[Start Record list]

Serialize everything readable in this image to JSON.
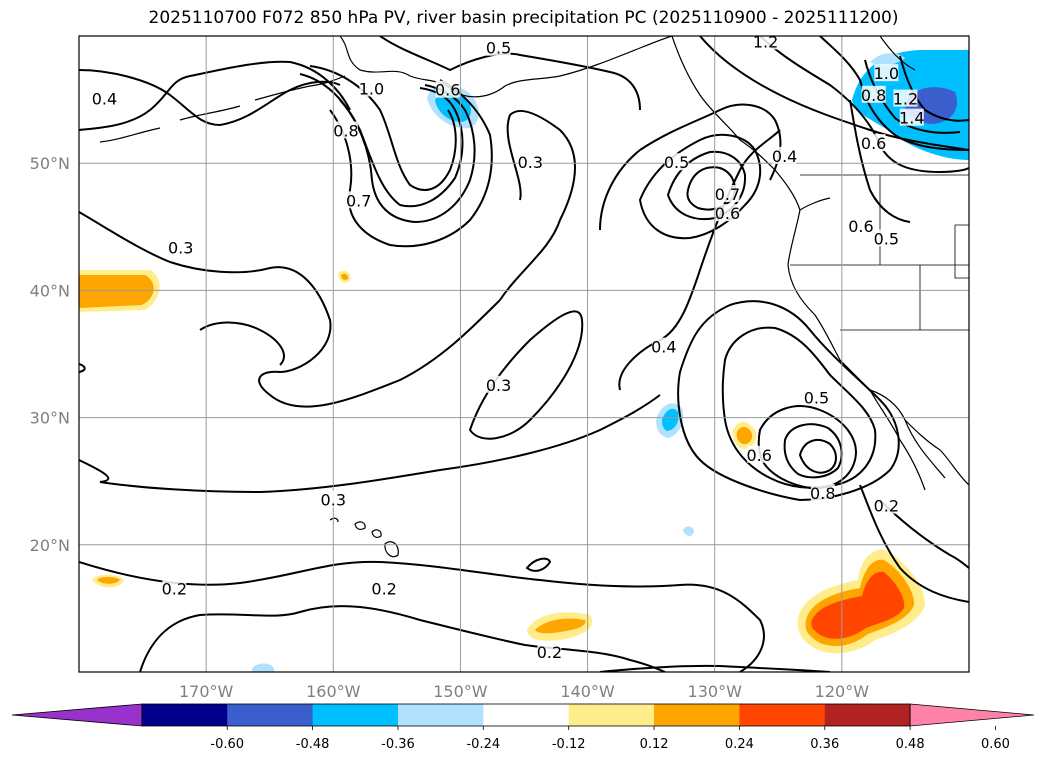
{
  "title": "2025110700 F072 850 hPa PV, river basin precipitation PC (2025110900 - 2025111200)",
  "map": {
    "projection": "cylindrical",
    "lon_range": [
      -180,
      -110
    ],
    "lat_range": [
      10,
      60
    ],
    "grid": true,
    "lon_ticks": [
      {
        "value": -170,
        "label": "170°W"
      },
      {
        "value": -160,
        "label": "160°W"
      },
      {
        "value": -150,
        "label": "150°W"
      },
      {
        "value": -140,
        "label": "140°W"
      },
      {
        "value": -130,
        "label": "130°W"
      },
      {
        "value": -120,
        "label": "120°W"
      }
    ],
    "lat_ticks": [
      {
        "value": 50,
        "label": "50°N"
      },
      {
        "value": 40,
        "label": "40°N"
      },
      {
        "value": 30,
        "label": "30°N"
      },
      {
        "value": 20,
        "label": "20°N"
      }
    ],
    "contour_labels": [
      {
        "text": "0.5",
        "lon": -147,
        "lat": 59
      },
      {
        "text": "1.2",
        "lon": -126,
        "lat": 59.5
      },
      {
        "text": "0.4",
        "lon": -178,
        "lat": 55
      },
      {
        "text": "1.0",
        "lon": -157,
        "lat": 55.8
      },
      {
        "text": "0.6",
        "lon": -151,
        "lat": 55.7
      },
      {
        "text": "0.8",
        "lon": -159,
        "lat": 52.5
      },
      {
        "text": "0.3",
        "lon": -144.5,
        "lat": 50
      },
      {
        "text": "0.7",
        "lon": -158,
        "lat": 47
      },
      {
        "text": "0.5",
        "lon": -133,
        "lat": 50
      },
      {
        "text": "0.7",
        "lon": -129,
        "lat": 47.5
      },
      {
        "text": "0.6",
        "lon": -129,
        "lat": 46
      },
      {
        "text": "0.4",
        "lon": -124.5,
        "lat": 50.5
      },
      {
        "text": "0.6",
        "lon": -118.5,
        "lat": 45
      },
      {
        "text": "0.5",
        "lon": -116.5,
        "lat": 44
      },
      {
        "text": "0.8",
        "lon": -117.5,
        "lat": 55.3
      },
      {
        "text": "1.0",
        "lon": -116.5,
        "lat": 57
      },
      {
        "text": "1.2",
        "lon": -115,
        "lat": 55
      },
      {
        "text": "1.4",
        "lon": -114.5,
        "lat": 53.5
      },
      {
        "text": "0.6",
        "lon": -117.5,
        "lat": 51.5
      },
      {
        "text": "0.3",
        "lon": -172,
        "lat": 43.3
      },
      {
        "text": "0.4",
        "lon": -134,
        "lat": 35.5
      },
      {
        "text": "0.3",
        "lon": -147,
        "lat": 32.5
      },
      {
        "text": "0.5",
        "lon": -122,
        "lat": 31.5
      },
      {
        "text": "0.6",
        "lon": -126.5,
        "lat": 27
      },
      {
        "text": "0.8",
        "lon": -121.5,
        "lat": 24
      },
      {
        "text": "0.3",
        "lon": -160,
        "lat": 23.5
      },
      {
        "text": "0.2",
        "lon": -116.5,
        "lat": 23
      },
      {
        "text": "0.2",
        "lon": -172.5,
        "lat": 16.5
      },
      {
        "text": "0.2",
        "lon": -156,
        "lat": 16.5
      },
      {
        "text": "0.2",
        "lon": -143,
        "lat": 11.5
      }
    ]
  },
  "colorbar": {
    "levels": [
      "-0.60",
      "-0.48",
      "-0.36",
      "-0.24",
      "-0.12",
      "0.12",
      "0.24",
      "0.36",
      "0.48",
      "0.60"
    ],
    "colors": [
      "#9932cc",
      "#00008b",
      "#3a5fcd",
      "#00bfff",
      "#b0e2ff",
      "#ffffff",
      "#ffec8b",
      "#ffa500",
      "#ff4500",
      "#b22222",
      "#ff83a8"
    ],
    "extend": "both"
  }
}
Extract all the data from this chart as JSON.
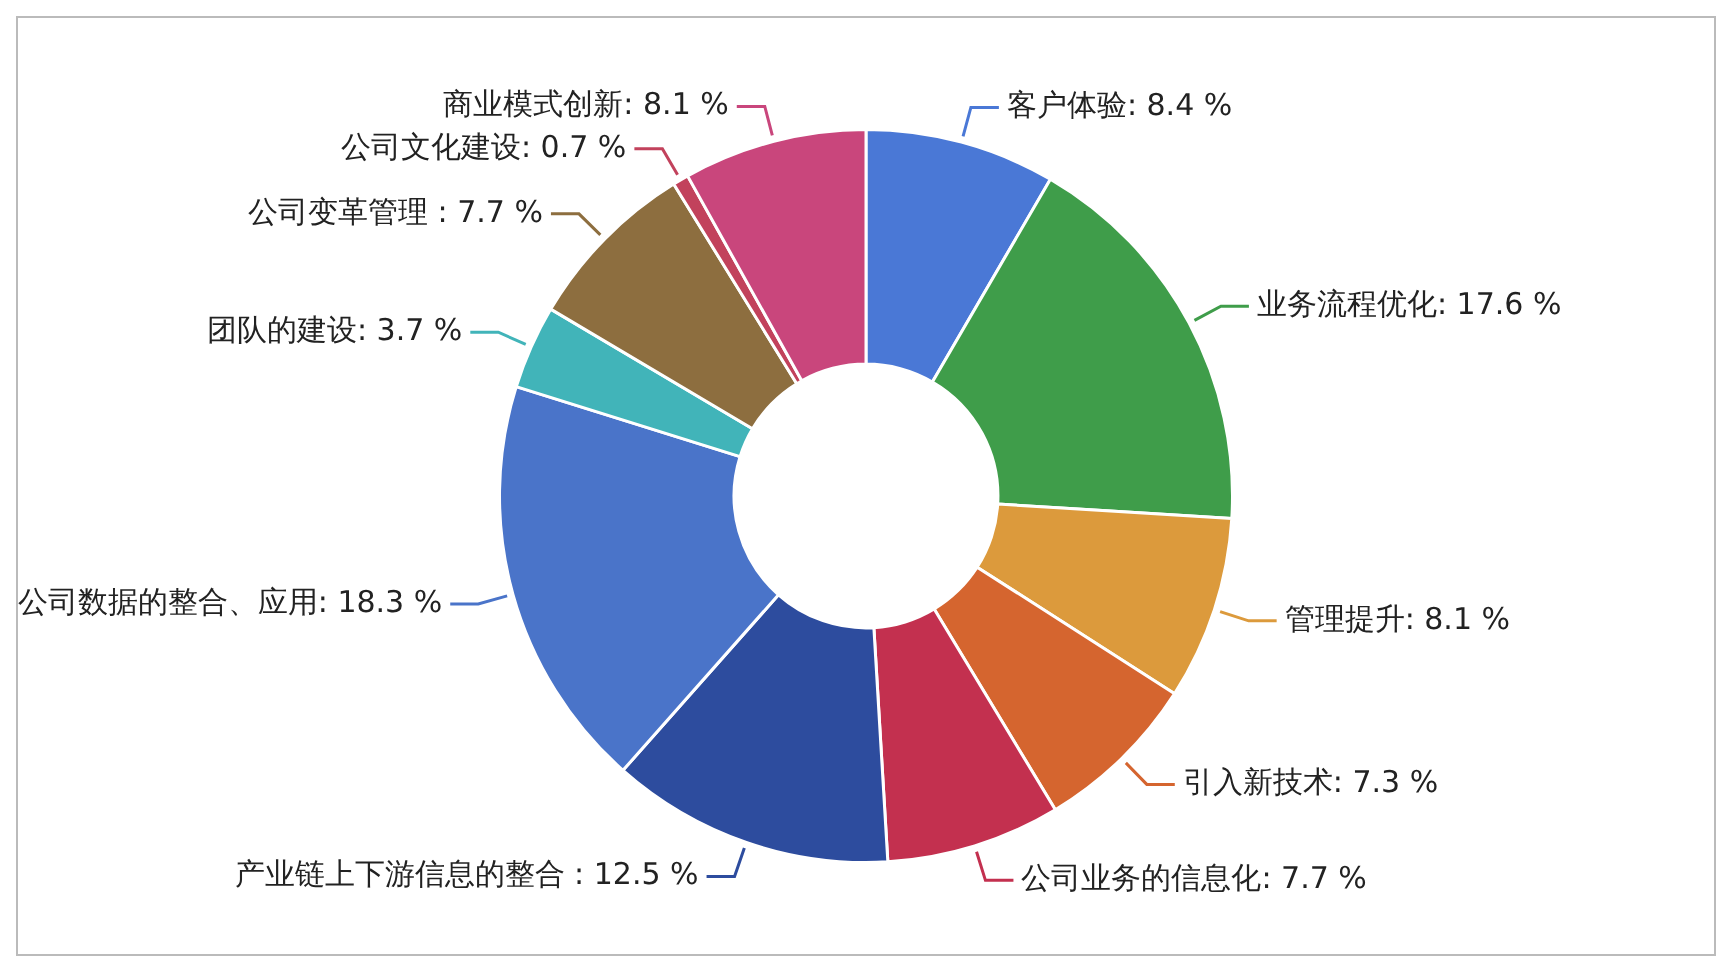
{
  "chart_data": {
    "type": "donut",
    "categories": [
      "客户体验",
      "业务流程优化",
      "管理提升",
      "引入新技术",
      "公司业务的信息化",
      "产业链上下游信息的整合 ",
      "公司数据的整合、应用",
      "团队的建设",
      "公司变革管理 ",
      "公司文化建设",
      "商业模式创新"
    ],
    "values": [
      8.4,
      17.6,
      8.1,
      7.3,
      7.7,
      12.5,
      18.3,
      3.7,
      7.7,
      0.7,
      8.1
    ],
    "value_labels": [
      "8.4 %",
      "17.6 %",
      "8.1 %",
      "7.3 %",
      "7.7 %",
      "12.5 %",
      "18.3 %",
      "3.7 %",
      "7.7 %",
      "0.7 %",
      "8.1 %"
    ],
    "colors": [
      "#4a78d6",
      "#3f9d4a",
      "#dc9a3c",
      "#d5652f",
      "#c3304f",
      "#2d4c9e",
      "#4a74c9",
      "#41b4b9",
      "#8d6e3f",
      "#c2425c",
      "#c9467c"
    ],
    "legend": false
  }
}
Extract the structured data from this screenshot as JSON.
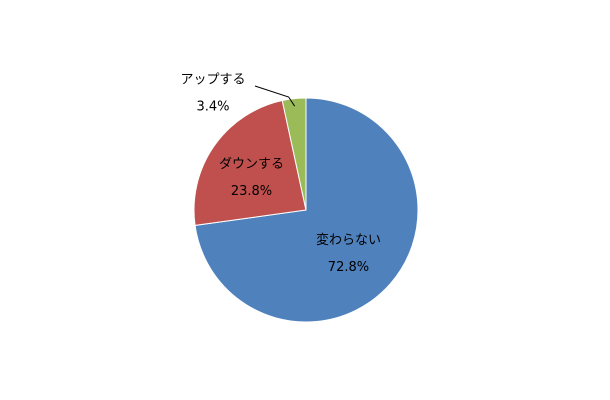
{
  "chart_data": {
    "type": "pie",
    "categories": [
      "変わらない",
      "ダウンする",
      "アップする"
    ],
    "values": [
      72.8,
      23.8,
      3.4
    ],
    "value_labels": [
      "72.8%",
      "23.8%",
      "3.4%"
    ],
    "colors": [
      "#4f81bd",
      "#c0504d",
      "#9bbb59"
    ]
  }
}
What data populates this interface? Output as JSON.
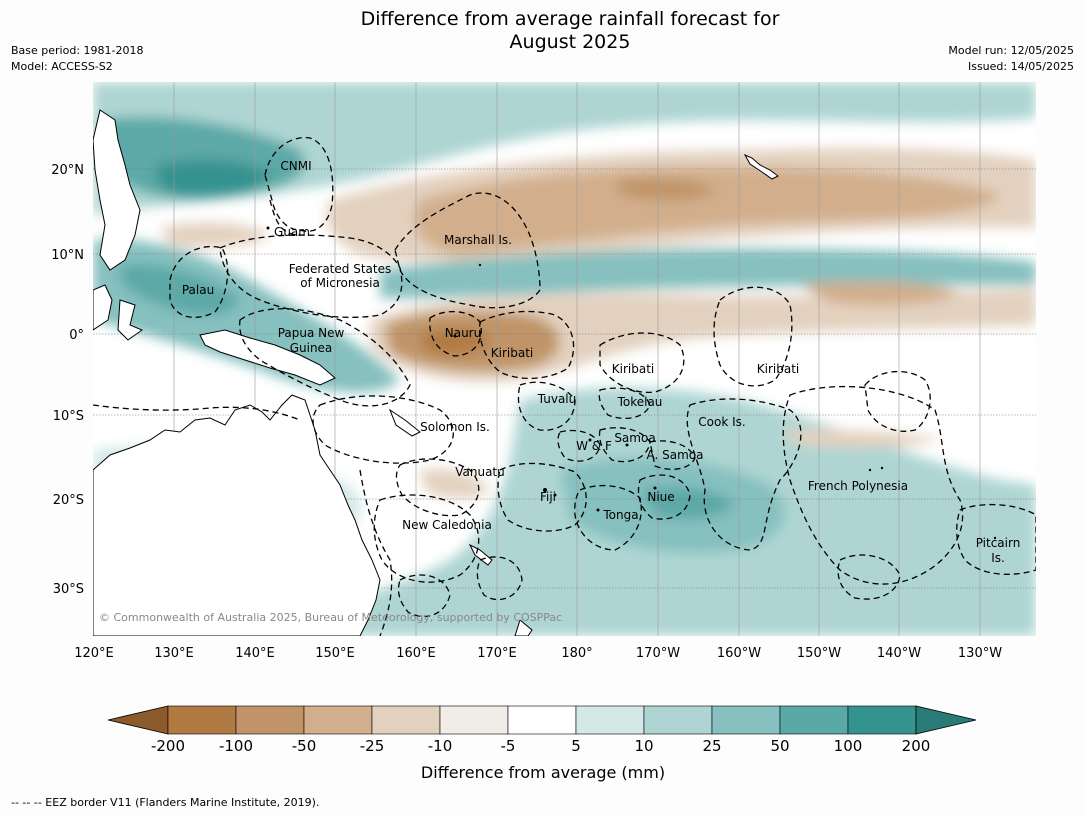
{
  "title": "Difference from average rainfall forecast for",
  "title_line2": "August 2025",
  "base_period": "Base period: 1981-2018",
  "model": "Model: ACCESS-S2",
  "model_run": "Model run: 12/05/2025",
  "issued": "Issued: 14/05/2025",
  "copyright": "© Commonwealth of Australia 2025, Bureau of Meteorology, supported by COSPPac",
  "footnote": "-- -- -- EEZ border V11 (Flanders Marine Institute, 2019).",
  "lat_labels": [
    "20°N",
    "10°N",
    "0°",
    "10°S",
    "20°S",
    "30°S"
  ],
  "lon_labels": [
    "120°E",
    "130°E",
    "140°E",
    "150°E",
    "160°E",
    "170°E",
    "180°",
    "170°W",
    "160°W",
    "150°W",
    "140°W",
    "130°W"
  ],
  "place_labels": {
    "cnmi": "CNMI",
    "guam": "Guam",
    "marshall": "Marshall Is.",
    "fsm1": "Federated States",
    "fsm2": "of Micronesia",
    "palau": "Palau",
    "png1": "Papua New",
    "png2": "Guinea",
    "nauru": "Nauru",
    "kiribati_w": "Kiribati",
    "kiribati_c": "Kiribati",
    "kiribati_e": "Kiribati",
    "tuvalu": "Tuvalu",
    "tokelau": "Tokelau",
    "cook": "Cook Is.",
    "solomon": "Solomon Is.",
    "samoa": "Samoa",
    "wf": "W & F",
    "asamoa": "A. Samoa",
    "vanuatu": "Vanuatu",
    "fiji": "Fiji",
    "niue": "Niue",
    "tonga": "Tonga",
    "fp": "French Polynesia",
    "newcal": "New Caledonia",
    "pitcairn1": "Pitcairn",
    "pitcairn2": "Is."
  },
  "colorbar": {
    "title": "Difference from average (mm)",
    "ticks": [
      "-200",
      "-100",
      "-50",
      "-25",
      "-10",
      "-5",
      "5",
      "10",
      "25",
      "50",
      "100",
      "200"
    ],
    "colors": [
      "#8c5a2b",
      "#b07a42",
      "#c09468",
      "#d2ae8c",
      "#e3d1bf",
      "#f1ece6",
      "#ffffff",
      "#d4e9e7",
      "#aed5d3",
      "#86c0bf",
      "#5ba9a7",
      "#35938f",
      "#2a7a77"
    ]
  },
  "colors": {
    "dry_strong": "#b07a42",
    "dry_moderate": "#d2ae8c",
    "dry_light": "#e3d1bf",
    "wet_light": "#d4e9e7",
    "wet_moderate": "#86c0bf",
    "wet_strong": "#35938f"
  }
}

[End Record list]

■ Exercise requirements ■
Search the records for the word "Difference". Copy every line that has it.

■ Task solution ■
  "title": "Difference from average rainfall forecast for",
    "title": "Difference from average (mm)",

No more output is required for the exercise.